## The task
Restate the entries below word for word, omitting nothing.

-- start of Data to use --

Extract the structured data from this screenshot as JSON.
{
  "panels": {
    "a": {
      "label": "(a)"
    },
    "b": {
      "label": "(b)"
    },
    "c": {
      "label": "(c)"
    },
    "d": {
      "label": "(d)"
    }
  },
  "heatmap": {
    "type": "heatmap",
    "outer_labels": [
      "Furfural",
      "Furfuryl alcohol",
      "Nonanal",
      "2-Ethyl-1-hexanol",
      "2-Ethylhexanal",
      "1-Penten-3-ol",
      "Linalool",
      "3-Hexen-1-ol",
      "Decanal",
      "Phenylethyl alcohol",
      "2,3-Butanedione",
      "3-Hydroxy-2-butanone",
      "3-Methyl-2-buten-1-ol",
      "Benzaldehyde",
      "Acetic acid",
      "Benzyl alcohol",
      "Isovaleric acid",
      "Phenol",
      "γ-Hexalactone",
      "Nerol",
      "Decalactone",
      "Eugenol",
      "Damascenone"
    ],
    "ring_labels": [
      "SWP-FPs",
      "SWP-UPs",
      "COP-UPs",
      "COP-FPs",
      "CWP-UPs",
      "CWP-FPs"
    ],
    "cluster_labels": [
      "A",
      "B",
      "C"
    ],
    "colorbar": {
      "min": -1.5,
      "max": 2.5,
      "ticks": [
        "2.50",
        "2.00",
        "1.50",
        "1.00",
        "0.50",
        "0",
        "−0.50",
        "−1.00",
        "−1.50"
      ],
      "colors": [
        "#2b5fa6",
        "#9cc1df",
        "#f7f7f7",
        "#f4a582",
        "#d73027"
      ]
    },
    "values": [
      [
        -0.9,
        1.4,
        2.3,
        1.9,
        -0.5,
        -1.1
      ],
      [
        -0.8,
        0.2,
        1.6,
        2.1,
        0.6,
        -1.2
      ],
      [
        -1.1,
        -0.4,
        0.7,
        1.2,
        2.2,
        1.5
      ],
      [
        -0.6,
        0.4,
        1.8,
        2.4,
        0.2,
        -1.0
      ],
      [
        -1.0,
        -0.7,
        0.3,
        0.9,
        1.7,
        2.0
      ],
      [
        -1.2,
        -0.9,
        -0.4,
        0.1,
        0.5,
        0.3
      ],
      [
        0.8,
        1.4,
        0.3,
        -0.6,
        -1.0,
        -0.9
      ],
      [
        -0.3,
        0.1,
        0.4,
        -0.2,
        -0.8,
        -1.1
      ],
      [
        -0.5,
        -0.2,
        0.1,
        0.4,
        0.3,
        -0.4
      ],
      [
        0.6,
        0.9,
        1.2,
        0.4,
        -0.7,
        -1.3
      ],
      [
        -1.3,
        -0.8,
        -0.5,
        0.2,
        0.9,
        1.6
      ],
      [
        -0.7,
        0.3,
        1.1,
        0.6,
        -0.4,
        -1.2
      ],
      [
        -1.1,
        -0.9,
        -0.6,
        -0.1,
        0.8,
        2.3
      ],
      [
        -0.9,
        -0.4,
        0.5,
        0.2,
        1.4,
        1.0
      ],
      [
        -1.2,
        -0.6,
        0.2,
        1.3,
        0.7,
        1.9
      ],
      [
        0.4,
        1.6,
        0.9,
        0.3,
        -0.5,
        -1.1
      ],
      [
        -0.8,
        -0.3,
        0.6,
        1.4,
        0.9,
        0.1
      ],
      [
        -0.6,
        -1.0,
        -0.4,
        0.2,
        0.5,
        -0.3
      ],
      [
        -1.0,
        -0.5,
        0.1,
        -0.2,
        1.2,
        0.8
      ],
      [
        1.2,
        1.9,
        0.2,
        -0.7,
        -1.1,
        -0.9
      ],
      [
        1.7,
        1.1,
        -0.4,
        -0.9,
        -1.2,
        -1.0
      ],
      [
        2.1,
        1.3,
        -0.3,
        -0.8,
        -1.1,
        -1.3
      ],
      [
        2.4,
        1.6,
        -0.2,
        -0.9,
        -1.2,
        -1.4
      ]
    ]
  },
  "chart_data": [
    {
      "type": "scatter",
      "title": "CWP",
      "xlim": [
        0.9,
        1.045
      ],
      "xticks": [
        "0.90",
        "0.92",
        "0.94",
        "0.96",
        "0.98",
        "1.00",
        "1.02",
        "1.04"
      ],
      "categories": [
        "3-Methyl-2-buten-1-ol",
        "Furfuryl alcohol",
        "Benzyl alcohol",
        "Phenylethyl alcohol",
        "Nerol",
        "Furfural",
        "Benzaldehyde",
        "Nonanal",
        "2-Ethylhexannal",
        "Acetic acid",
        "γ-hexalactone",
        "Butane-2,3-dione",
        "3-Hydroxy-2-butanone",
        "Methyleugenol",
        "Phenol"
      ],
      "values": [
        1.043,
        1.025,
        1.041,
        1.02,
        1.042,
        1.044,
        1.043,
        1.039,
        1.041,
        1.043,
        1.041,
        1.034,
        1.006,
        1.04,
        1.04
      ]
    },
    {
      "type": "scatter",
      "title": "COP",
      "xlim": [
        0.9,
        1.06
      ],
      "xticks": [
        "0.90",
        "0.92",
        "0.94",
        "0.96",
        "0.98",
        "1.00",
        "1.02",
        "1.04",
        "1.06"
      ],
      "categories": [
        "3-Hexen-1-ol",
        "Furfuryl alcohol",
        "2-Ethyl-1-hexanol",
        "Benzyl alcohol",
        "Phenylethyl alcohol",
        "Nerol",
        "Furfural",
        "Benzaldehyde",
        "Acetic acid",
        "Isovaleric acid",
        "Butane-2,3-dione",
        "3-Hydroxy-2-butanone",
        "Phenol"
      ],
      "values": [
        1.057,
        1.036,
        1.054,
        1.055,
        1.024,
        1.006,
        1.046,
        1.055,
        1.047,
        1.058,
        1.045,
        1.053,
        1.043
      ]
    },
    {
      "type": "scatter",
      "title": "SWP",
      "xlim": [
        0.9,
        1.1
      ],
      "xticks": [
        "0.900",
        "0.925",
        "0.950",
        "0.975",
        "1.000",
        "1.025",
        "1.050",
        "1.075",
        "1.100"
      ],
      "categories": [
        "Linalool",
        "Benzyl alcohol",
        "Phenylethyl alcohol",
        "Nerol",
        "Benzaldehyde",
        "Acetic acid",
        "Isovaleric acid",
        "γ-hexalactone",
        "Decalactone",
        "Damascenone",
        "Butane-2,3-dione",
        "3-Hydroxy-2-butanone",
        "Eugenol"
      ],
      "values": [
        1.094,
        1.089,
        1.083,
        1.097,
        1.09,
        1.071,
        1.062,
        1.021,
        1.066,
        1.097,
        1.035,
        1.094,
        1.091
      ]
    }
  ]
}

-- end of Data to use --

## Solution
Extract the structured data from this screenshot as JSON.
{
  "panels": {
    "a": {
      "label": "(a)"
    },
    "b": {
      "label": "(b)"
    },
    "c": {
      "label": "(c)"
    },
    "d": {
      "label": "(d)"
    }
  },
  "heatmap": {
    "type": "heatmap",
    "outer_labels": [
      "Furfural",
      "Furfuryl alcohol",
      "Nonanal",
      "2-Ethyl-1-hexanol",
      "2-Ethylhexanal",
      "1-Penten-3-ol",
      "Linalool",
      "3-Hexen-1-ol",
      "Decanal",
      "Phenylethyl alcohol",
      "2,3-Butanedione",
      "3-Hydroxy-2-butanone",
      "3-Methyl-2-buten-1-ol",
      "Benzaldehyde",
      "Acetic acid",
      "Benzyl alcohol",
      "Isovaleric acid",
      "Phenol",
      "γ-Hexalactone",
      "Nerol",
      "Decalactone",
      "Eugenol",
      "Damascenone"
    ],
    "ring_labels": [
      "SWP-FPs",
      "SWP-UPs",
      "COP-UPs",
      "COP-FPs",
      "CWP-UPs",
      "CWP-FPs"
    ],
    "cluster_labels": [
      "A",
      "B",
      "C"
    ],
    "colorbar": {
      "min": -1.5,
      "max": 2.5,
      "ticks": [
        "2.50",
        "2.00",
        "1.50",
        "1.00",
        "0.50",
        "0",
        "−0.50",
        "−1.00",
        "−1.50"
      ],
      "colors": [
        "#2b5fa6",
        "#9cc1df",
        "#f7f7f7",
        "#f4a582",
        "#d73027"
      ]
    },
    "values": [
      [
        -0.9,
        1.4,
        2.3,
        1.9,
        -0.5,
        -1.1
      ],
      [
        -0.8,
        0.2,
        1.6,
        2.1,
        0.6,
        -1.2
      ],
      [
        -1.1,
        -0.4,
        0.7,
        1.2,
        2.2,
        1.5
      ],
      [
        -0.6,
        0.4,
        1.8,
        2.4,
        0.2,
        -1.0
      ],
      [
        -1.0,
        -0.7,
        0.3,
        0.9,
        1.7,
        2.0
      ],
      [
        -1.2,
        -0.9,
        -0.4,
        0.1,
        0.5,
        0.3
      ],
      [
        0.8,
        1.4,
        0.3,
        -0.6,
        -1.0,
        -0.9
      ],
      [
        -0.3,
        0.1,
        0.4,
        -0.2,
        -0.8,
        -1.1
      ],
      [
        -0.5,
        -0.2,
        0.1,
        0.4,
        0.3,
        -0.4
      ],
      [
        0.6,
        0.9,
        1.2,
        0.4,
        -0.7,
        -1.3
      ],
      [
        -1.3,
        -0.8,
        -0.5,
        0.2,
        0.9,
        1.6
      ],
      [
        -0.7,
        0.3,
        1.1,
        0.6,
        -0.4,
        -1.2
      ],
      [
        -1.1,
        -0.9,
        -0.6,
        -0.1,
        0.8,
        2.3
      ],
      [
        -0.9,
        -0.4,
        0.5,
        0.2,
        1.4,
        1.0
      ],
      [
        -1.2,
        -0.6,
        0.2,
        1.3,
        0.7,
        1.9
      ],
      [
        0.4,
        1.6,
        0.9,
        0.3,
        -0.5,
        -1.1
      ],
      [
        -0.8,
        -0.3,
        0.6,
        1.4,
        0.9,
        0.1
      ],
      [
        -0.6,
        -1.0,
        -0.4,
        0.2,
        0.5,
        -0.3
      ],
      [
        -1.0,
        -0.5,
        0.1,
        -0.2,
        1.2,
        0.8
      ],
      [
        1.2,
        1.9,
        0.2,
        -0.7,
        -1.1,
        -0.9
      ],
      [
        1.7,
        1.1,
        -0.4,
        -0.9,
        -1.2,
        -1.0
      ],
      [
        2.1,
        1.3,
        -0.3,
        -0.8,
        -1.1,
        -1.3
      ],
      [
        2.4,
        1.6,
        -0.2,
        -0.9,
        -1.2,
        -1.4
      ]
    ]
  },
  "chart_data": [
    {
      "type": "scatter",
      "title": "CWP",
      "xlim": [
        0.9,
        1.045
      ],
      "xticks": [
        "0.90",
        "0.92",
        "0.94",
        "0.96",
        "0.98",
        "1.00",
        "1.02",
        "1.04"
      ],
      "categories": [
        "3-Methyl-2-buten-1-ol",
        "Furfuryl alcohol",
        "Benzyl alcohol",
        "Phenylethyl alcohol",
        "Nerol",
        "Furfural",
        "Benzaldehyde",
        "Nonanal",
        "2-Ethylhexannal",
        "Acetic acid",
        "γ-hexalactone",
        "Butane-2,3-dione",
        "3-Hydroxy-2-butanone",
        "Methyleugenol",
        "Phenol"
      ],
      "values": [
        1.043,
        1.025,
        1.041,
        1.02,
        1.042,
        1.044,
        1.043,
        1.039,
        1.041,
        1.043,
        1.041,
        1.034,
        1.006,
        1.04,
        1.04
      ]
    },
    {
      "type": "scatter",
      "title": "COP",
      "xlim": [
        0.9,
        1.06
      ],
      "xticks": [
        "0.90",
        "0.92",
        "0.94",
        "0.96",
        "0.98",
        "1.00",
        "1.02",
        "1.04",
        "1.06"
      ],
      "categories": [
        "3-Hexen-1-ol",
        "Furfuryl alcohol",
        "2-Ethyl-1-hexanol",
        "Benzyl alcohol",
        "Phenylethyl alcohol",
        "Nerol",
        "Furfural",
        "Benzaldehyde",
        "Acetic acid",
        "Isovaleric acid",
        "Butane-2,3-dione",
        "3-Hydroxy-2-butanone",
        "Phenol"
      ],
      "values": [
        1.057,
        1.036,
        1.054,
        1.055,
        1.024,
        1.006,
        1.046,
        1.055,
        1.047,
        1.058,
        1.045,
        1.053,
        1.043
      ]
    },
    {
      "type": "scatter",
      "title": "SWP",
      "xlim": [
        0.9,
        1.1
      ],
      "xticks": [
        "0.900",
        "0.925",
        "0.950",
        "0.975",
        "1.000",
        "1.025",
        "1.050",
        "1.075",
        "1.100"
      ],
      "categories": [
        "Linalool",
        "Benzyl alcohol",
        "Phenylethyl alcohol",
        "Nerol",
        "Benzaldehyde",
        "Acetic acid",
        "Isovaleric acid",
        "γ-hexalactone",
        "Decalactone",
        "Damascenone",
        "Butane-2,3-dione",
        "3-Hydroxy-2-butanone",
        "Eugenol"
      ],
      "values": [
        1.094,
        1.089,
        1.083,
        1.097,
        1.09,
        1.071,
        1.062,
        1.021,
        1.066,
        1.097,
        1.035,
        1.094,
        1.091
      ]
    }
  ]
}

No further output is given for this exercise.